= YOUR GOAL =
Could you give these entries again, replacing every "default-avatar-icon" with "avatar-placeholder" and leaving everything else the same?
[START MATERIAL TO PROCESS]
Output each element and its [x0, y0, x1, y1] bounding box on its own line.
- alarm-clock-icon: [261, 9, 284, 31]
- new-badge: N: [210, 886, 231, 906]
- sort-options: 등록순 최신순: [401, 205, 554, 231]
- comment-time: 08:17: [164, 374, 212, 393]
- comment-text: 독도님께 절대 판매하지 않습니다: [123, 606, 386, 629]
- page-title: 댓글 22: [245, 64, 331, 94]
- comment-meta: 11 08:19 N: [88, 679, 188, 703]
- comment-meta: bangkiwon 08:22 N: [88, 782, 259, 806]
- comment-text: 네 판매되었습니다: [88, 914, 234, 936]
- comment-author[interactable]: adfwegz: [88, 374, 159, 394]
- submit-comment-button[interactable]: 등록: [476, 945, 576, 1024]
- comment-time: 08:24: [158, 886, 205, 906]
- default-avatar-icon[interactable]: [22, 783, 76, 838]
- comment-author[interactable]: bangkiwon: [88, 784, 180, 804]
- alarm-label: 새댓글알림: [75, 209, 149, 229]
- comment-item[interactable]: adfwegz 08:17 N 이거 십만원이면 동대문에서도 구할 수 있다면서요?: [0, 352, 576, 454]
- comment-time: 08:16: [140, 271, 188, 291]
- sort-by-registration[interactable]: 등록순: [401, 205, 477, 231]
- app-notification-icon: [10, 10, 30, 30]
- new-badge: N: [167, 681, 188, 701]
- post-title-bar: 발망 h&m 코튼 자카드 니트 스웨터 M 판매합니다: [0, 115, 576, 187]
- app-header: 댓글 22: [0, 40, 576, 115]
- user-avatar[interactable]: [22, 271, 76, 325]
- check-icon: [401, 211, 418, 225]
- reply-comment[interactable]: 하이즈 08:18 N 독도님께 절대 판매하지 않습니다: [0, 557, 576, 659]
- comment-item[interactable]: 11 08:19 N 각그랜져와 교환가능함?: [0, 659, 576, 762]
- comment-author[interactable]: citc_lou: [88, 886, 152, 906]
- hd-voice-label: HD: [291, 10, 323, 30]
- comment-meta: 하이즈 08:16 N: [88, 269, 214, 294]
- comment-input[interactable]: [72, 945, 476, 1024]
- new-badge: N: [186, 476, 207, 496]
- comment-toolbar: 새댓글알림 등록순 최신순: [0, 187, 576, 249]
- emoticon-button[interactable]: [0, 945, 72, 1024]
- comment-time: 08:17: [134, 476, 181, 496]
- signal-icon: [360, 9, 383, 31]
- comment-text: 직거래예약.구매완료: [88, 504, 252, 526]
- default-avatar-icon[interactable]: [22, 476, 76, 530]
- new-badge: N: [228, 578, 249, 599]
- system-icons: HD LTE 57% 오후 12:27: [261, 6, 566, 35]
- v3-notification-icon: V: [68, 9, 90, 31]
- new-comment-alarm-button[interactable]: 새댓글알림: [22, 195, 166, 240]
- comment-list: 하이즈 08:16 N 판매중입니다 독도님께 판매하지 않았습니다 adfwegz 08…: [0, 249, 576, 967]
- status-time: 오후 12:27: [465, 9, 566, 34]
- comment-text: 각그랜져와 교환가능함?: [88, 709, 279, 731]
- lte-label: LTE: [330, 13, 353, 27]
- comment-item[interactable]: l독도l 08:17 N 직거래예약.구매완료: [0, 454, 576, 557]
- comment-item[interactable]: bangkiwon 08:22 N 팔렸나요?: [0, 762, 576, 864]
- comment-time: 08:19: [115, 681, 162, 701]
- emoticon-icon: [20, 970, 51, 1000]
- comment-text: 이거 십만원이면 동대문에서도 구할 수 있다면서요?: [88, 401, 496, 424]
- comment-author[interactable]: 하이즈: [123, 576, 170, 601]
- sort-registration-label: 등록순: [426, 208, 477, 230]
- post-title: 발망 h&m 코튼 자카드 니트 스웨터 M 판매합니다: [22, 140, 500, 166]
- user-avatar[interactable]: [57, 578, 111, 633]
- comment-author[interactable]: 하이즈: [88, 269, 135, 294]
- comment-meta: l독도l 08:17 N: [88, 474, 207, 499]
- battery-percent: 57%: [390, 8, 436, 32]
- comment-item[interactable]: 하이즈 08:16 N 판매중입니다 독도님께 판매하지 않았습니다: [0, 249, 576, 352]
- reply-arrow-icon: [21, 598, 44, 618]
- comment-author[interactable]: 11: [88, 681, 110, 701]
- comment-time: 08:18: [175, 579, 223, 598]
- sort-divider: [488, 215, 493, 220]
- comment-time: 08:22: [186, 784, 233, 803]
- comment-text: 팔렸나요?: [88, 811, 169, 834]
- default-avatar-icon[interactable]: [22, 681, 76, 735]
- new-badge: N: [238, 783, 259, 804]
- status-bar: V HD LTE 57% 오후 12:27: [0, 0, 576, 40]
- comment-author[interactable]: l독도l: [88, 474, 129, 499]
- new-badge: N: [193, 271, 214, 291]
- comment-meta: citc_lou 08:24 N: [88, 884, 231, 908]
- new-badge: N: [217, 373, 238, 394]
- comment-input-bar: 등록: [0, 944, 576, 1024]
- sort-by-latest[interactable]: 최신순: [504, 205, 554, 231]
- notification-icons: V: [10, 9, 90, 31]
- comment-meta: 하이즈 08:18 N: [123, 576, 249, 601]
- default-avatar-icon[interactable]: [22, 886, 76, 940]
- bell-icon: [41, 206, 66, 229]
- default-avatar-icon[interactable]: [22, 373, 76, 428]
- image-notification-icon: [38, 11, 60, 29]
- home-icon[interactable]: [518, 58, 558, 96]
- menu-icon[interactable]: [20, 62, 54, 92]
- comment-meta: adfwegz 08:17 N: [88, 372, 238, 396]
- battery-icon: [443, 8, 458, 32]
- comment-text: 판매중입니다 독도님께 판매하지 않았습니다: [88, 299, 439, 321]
[END MATERIAL TO PROCESS]
= THE RESPONSE =
Output each element and its [x0, y0, x1, y1] bounding box on its own line.
- alarm-clock-icon: [261, 9, 284, 31]
- new-badge: N: [210, 886, 231, 906]
- sort-options: 등록순 최신순: [401, 205, 554, 231]
- comment-time: 08:17: [164, 374, 212, 393]
- comment-text: 독도님께 절대 판매하지 않습니다: [123, 606, 386, 629]
- page-title: 댓글 22: [245, 64, 331, 94]
- comment-meta: 11 08:19 N: [88, 679, 188, 703]
- comment-meta: bangkiwon 08:22 N: [88, 782, 259, 806]
- comment-text: 네 판매되었습니다: [88, 914, 234, 936]
- comment-author[interactable]: adfwegz: [88, 374, 159, 394]
- submit-comment-button[interactable]: 등록: [476, 945, 576, 1024]
- comment-time: 08:24: [158, 886, 205, 906]
- avatar-placeholder[interactable]: [22, 783, 76, 838]
- comment-author[interactable]: bangkiwon: [88, 784, 180, 804]
- alarm-label: 새댓글알림: [75, 209, 149, 229]
- comment-item[interactable]: adfwegz 08:17 N 이거 십만원이면 동대문에서도 구할 수 있다면서요?: [0, 352, 576, 454]
- comment-time: 08:16: [140, 271, 188, 291]
- sort-by-registration[interactable]: 등록순: [401, 205, 477, 231]
- app-notification-icon: [10, 10, 30, 30]
- new-badge: N: [167, 681, 188, 701]
- post-title-bar: 발망 h&m 코튼 자카드 니트 스웨터 M 판매합니다: [0, 115, 576, 187]
- app-header: 댓글 22: [0, 40, 576, 115]
- user-avatar[interactable]: [22, 271, 76, 325]
- check-icon: [401, 211, 418, 225]
- reply-comment[interactable]: 하이즈 08:18 N 독도님께 절대 판매하지 않습니다: [0, 557, 576, 659]
- comment-item[interactable]: 11 08:19 N 각그랜져와 교환가능함?: [0, 659, 576, 762]
- comment-author[interactable]: citc_lou: [88, 886, 152, 906]
- hd-voice-label: HD: [291, 10, 323, 30]
- comment-meta: 하이즈 08:16 N: [88, 269, 214, 294]
- comment-input[interactable]: [72, 945, 476, 1024]
- new-badge: N: [186, 476, 207, 496]
- comment-toolbar: 새댓글알림 등록순 최신순: [0, 187, 576, 249]
- emoticon-button[interactable]: [0, 945, 72, 1024]
- comment-time: 08:17: [134, 476, 181, 496]
- signal-icon: [360, 9, 383, 31]
- comment-text: 직거래예약.구매완료: [88, 504, 252, 526]
- avatar-placeholder[interactable]: [22, 476, 76, 530]
- new-badge: N: [228, 578, 249, 599]
- system-icons: HD LTE 57% 오후 12:27: [261, 6, 566, 35]
- v3-notification-icon: V: [68, 9, 90, 31]
- new-comment-alarm-button[interactable]: 새댓글알림: [22, 195, 166, 240]
- comment-list: 하이즈 08:16 N 판매중입니다 독도님께 판매하지 않았습니다 adfwegz 08…: [0, 249, 576, 967]
- status-time: 오후 12:27: [465, 9, 566, 34]
- comment-text: 각그랜져와 교환가능함?: [88, 709, 279, 731]
- lte-label: LTE: [330, 13, 353, 27]
- comment-item[interactable]: l독도l 08:17 N 직거래예약.구매완료: [0, 454, 576, 557]
- comment-item[interactable]: bangkiwon 08:22 N 팔렸나요?: [0, 762, 576, 864]
- comment-time: 08:19: [115, 681, 162, 701]
- emoticon-icon: [20, 970, 51, 1000]
- comment-text: 이거 십만원이면 동대문에서도 구할 수 있다면서요?: [88, 401, 496, 424]
- comment-author[interactable]: 하이즈: [123, 576, 170, 601]
- sort-registration-label: 등록순: [426, 208, 477, 230]
- post-title: 발망 h&m 코튼 자카드 니트 스웨터 M 판매합니다: [22, 140, 500, 166]
- user-avatar[interactable]: [57, 578, 111, 633]
- comment-author[interactable]: 하이즈: [88, 269, 135, 294]
- comment-meta: l독도l 08:17 N: [88, 474, 207, 499]
- battery-percent: 57%: [390, 8, 436, 32]
- comment-item[interactable]: 하이즈 08:16 N 판매중입니다 독도님께 판매하지 않았습니다: [0, 249, 576, 352]
- reply-arrow-icon: [21, 598, 44, 618]
- comment-author[interactable]: 11: [88, 681, 110, 701]
- comment-time: 08:18: [175, 579, 223, 598]
- sort-divider: [488, 215, 493, 220]
- comment-time: 08:22: [186, 784, 233, 803]
- comment-text: 팔렸나요?: [88, 811, 169, 834]
- avatar-placeholder[interactable]: [22, 681, 76, 735]
- new-badge: N: [238, 783, 259, 804]
- status-bar: V HD LTE 57% 오후 12:27: [0, 0, 576, 40]
- comment-author[interactable]: l독도l: [88, 474, 129, 499]
- new-badge: N: [193, 271, 214, 291]
- comment-meta: citc_lou 08:24 N: [88, 884, 231, 908]
- new-badge: N: [217, 373, 238, 394]
- comment-input-bar: 등록: [0, 944, 576, 1024]
- sort-by-latest[interactable]: 최신순: [504, 205, 554, 231]
- notification-icons: V: [10, 9, 90, 31]
- comment-meta: 하이즈 08:18 N: [123, 576, 249, 601]
- avatar-placeholder[interactable]: [22, 886, 76, 940]
- bell-icon: [41, 206, 66, 229]
- avatar-placeholder[interactable]: [22, 373, 76, 428]
- image-notification-icon: [38, 11, 60, 29]
- home-icon[interactable]: [518, 58, 558, 96]
- menu-icon[interactable]: [20, 62, 54, 92]
- comment-meta: adfwegz 08:17 N: [88, 372, 238, 396]
- battery-icon: [443, 8, 458, 32]
- comment-text: 판매중입니다 독도님께 판매하지 않았습니다: [88, 299, 439, 321]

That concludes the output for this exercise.